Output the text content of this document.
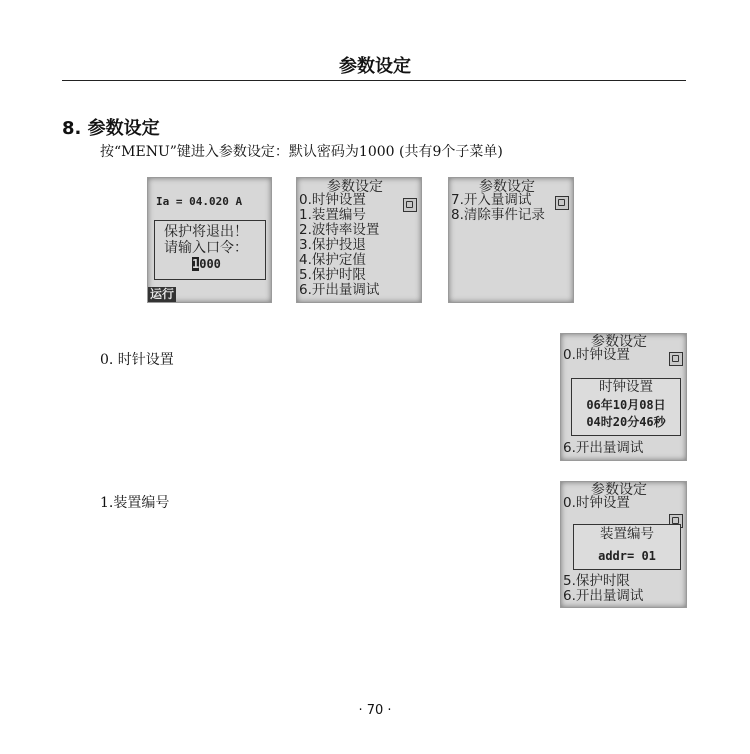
参数设定
8. 参数设定
按“MENU”键进入参数设定：默认密码为1000 (共有9个子菜单)
Ia = 04.020 A
保护将退出！
请输入口令：
1000
运行
参数设定
0.时钟设置
1.装置编号
2.波特率设置
3.保护投退
4.保护定值
5.保护时限
6.开出量调试
参数设定
7.开入量调试
8.清除事件记录
0. 时针设置
参数设定
0.时钟设置
时钟设置
06年10月08日
04时20分46秒
6.开出量调试
1.装置编号
参数设定
0.时钟设置
装置编号
addr= 01
5.保护时限
6.开出量调试
· 70 ·
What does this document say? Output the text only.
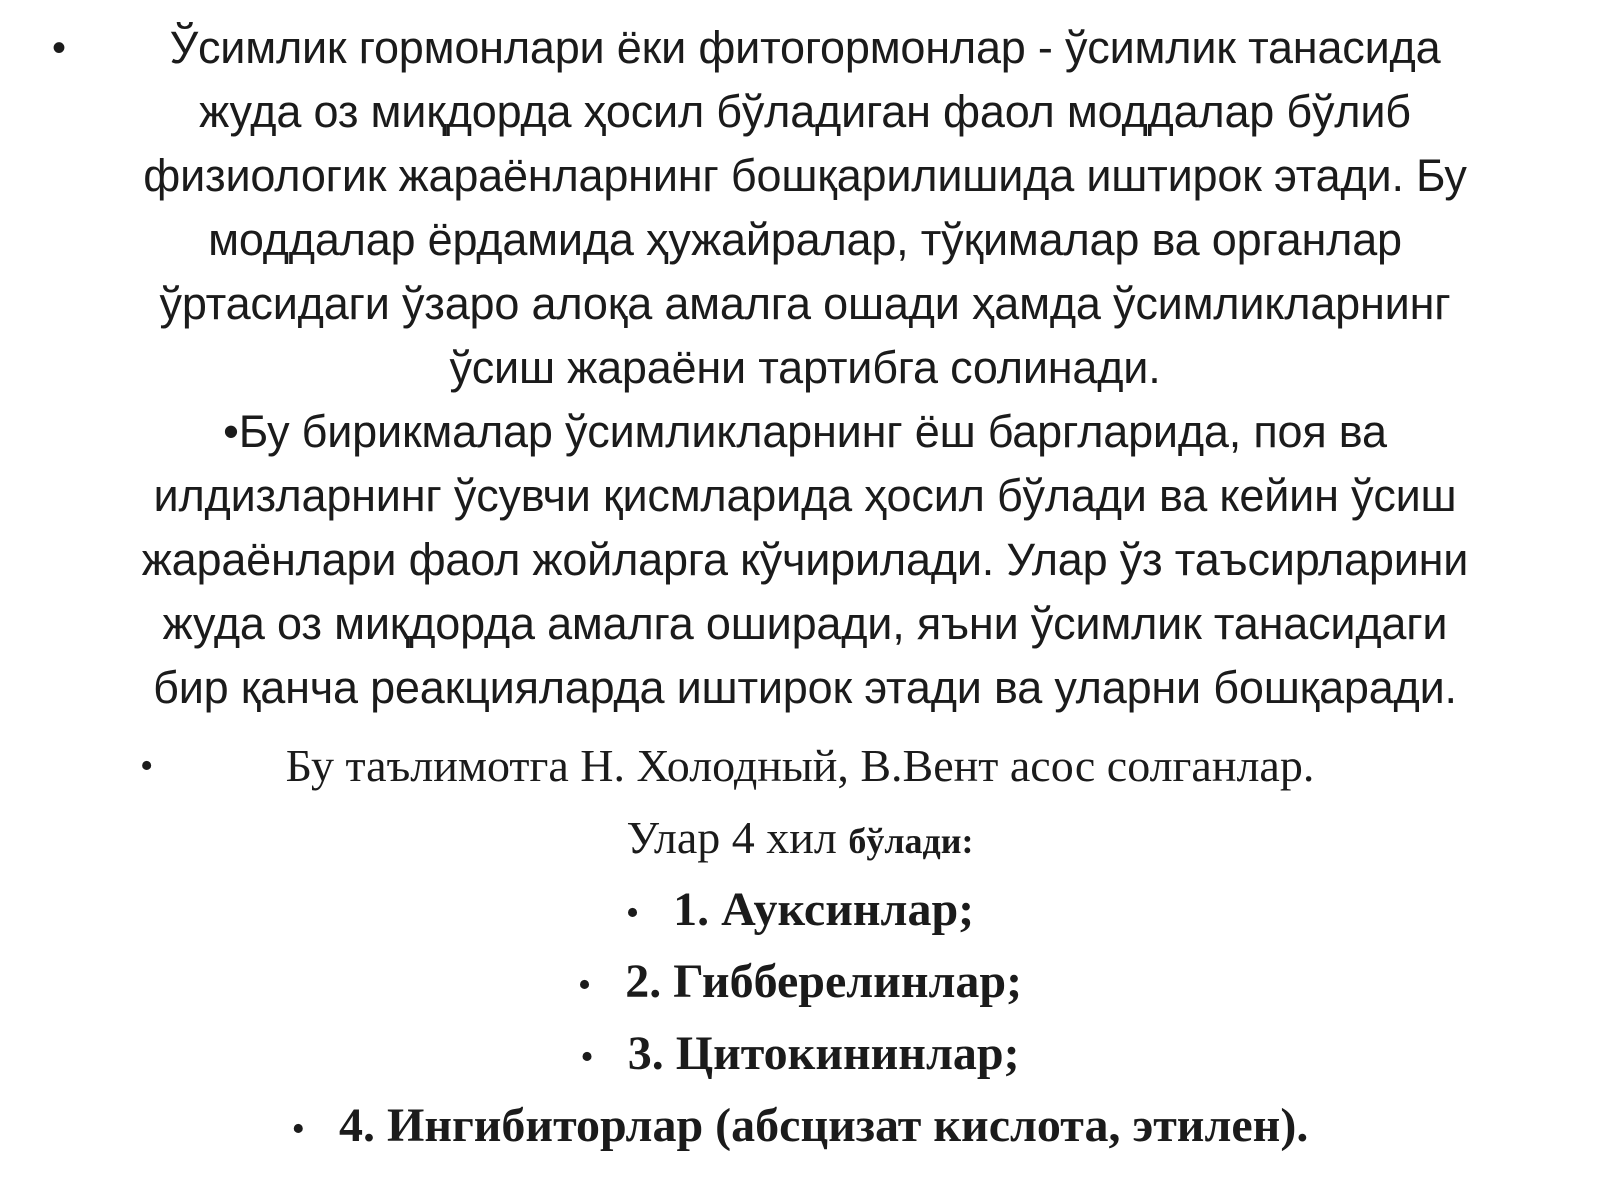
•	Ўсимлик гормонлари ёки фитогормонлар - ўсимлик танасида
жуда оз миқдорда ҳосил бўладиган фаол моддалар бўлиб
физиологик жараёнларнинг бошқарилишида иштирок этади. Бу
моддалар ёрдамида ҳужайралар, тўқималар ва органлар
ўртасидаги ўзаро алоқа амалга ошади ҳамда ўсимликларнинг
ўсиш жараёни тартибга солинади.
•Бу бирикмалар ўсимликларнинг ёш баргларида, поя ва
илдизларнинг ўсувчи қисмларида ҳосил бўлади ва кейин ўсиш
жараёнлари фаол жойларга кўчирилади. Улар ўз таъсирларини
жуда оз миқдорда амалга оширади, яъни ўсимлик танасидаги
бир қанча реакцияларда иштирок этади ва уларни бошқаради.
•	Бу таълимотга Н. Холодный, В.Вент асос солганлар.
Улар 4 хил бўлади:
• 1. Ауксинлар;
• 2. Гибберелинлар;
• 3. Цитокининлар;
• 4. Ингибиторлар (абсцизат кислота, этилен).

*****

§ **Exercise goal**
Send back the data above word for word, with the pictures left out.

§ **The reply**
Output the text content of this document.
参数设定
8. 参数设定
按“MENU”键进入参数设定：默认密码为1000 (共有9个子菜单)
Ia = 04.020 A
保护将退出！
请输入口令：
1000
运行
参数设定
0.时钟设置
1.装置编号
2.波特率设置
3.保护投退
4.保护定值
5.保护时限
6.开出量调试
参数设定
7.开入量调试
8.清除事件记录
0. 时针设置
参数设定
0.时钟设置
时钟设置
06年10月08日
04时20分46秒
6.开出量调试
1.装置编号
参数设定
0.时钟设置
装置编号
addr= 01
5.保护时限
6.开出量调试
· 70 ·
What does this document say? Output the text only.
•	Ўсимлик гормонлари ёки фитогормонлар - ўсимлик танасида
жуда оз миқдорда ҳосил бўладиган фаол моддалар бўлиб
физиологик жараёнларнинг бошқарилишида иштирок этади. Бу
моддалар ёрдамида ҳужайралар, тўқималар ва органлар
ўртасидаги ўзаро алоқа амалга ошади ҳамда ўсимликларнинг
ўсиш жараёни тартибга солинади.
•Бу бирикмалар ўсимликларнинг ёш баргларида, поя ва
илдизларнинг ўсувчи қисмларида ҳосил бўлади ва кейин ўсиш
жараёнлари фаол жойларга кўчирилади. Улар ўз таъсирларини
жуда оз миқдорда амалга оширади, яъни ўсимлик танасидаги
бир қанча реакцияларда иштирок этади ва уларни бошқаради.
•	Бу таълимотга Н. Холодный, В.Вент асос солганлар.
Улар 4 хил бўлади:
• 1. Ауксинлар;
• 2. Гибберелинлар;
• 3. Цитокининлар;
• 4. Ингибиторлар (абсцизат кислота, этилен).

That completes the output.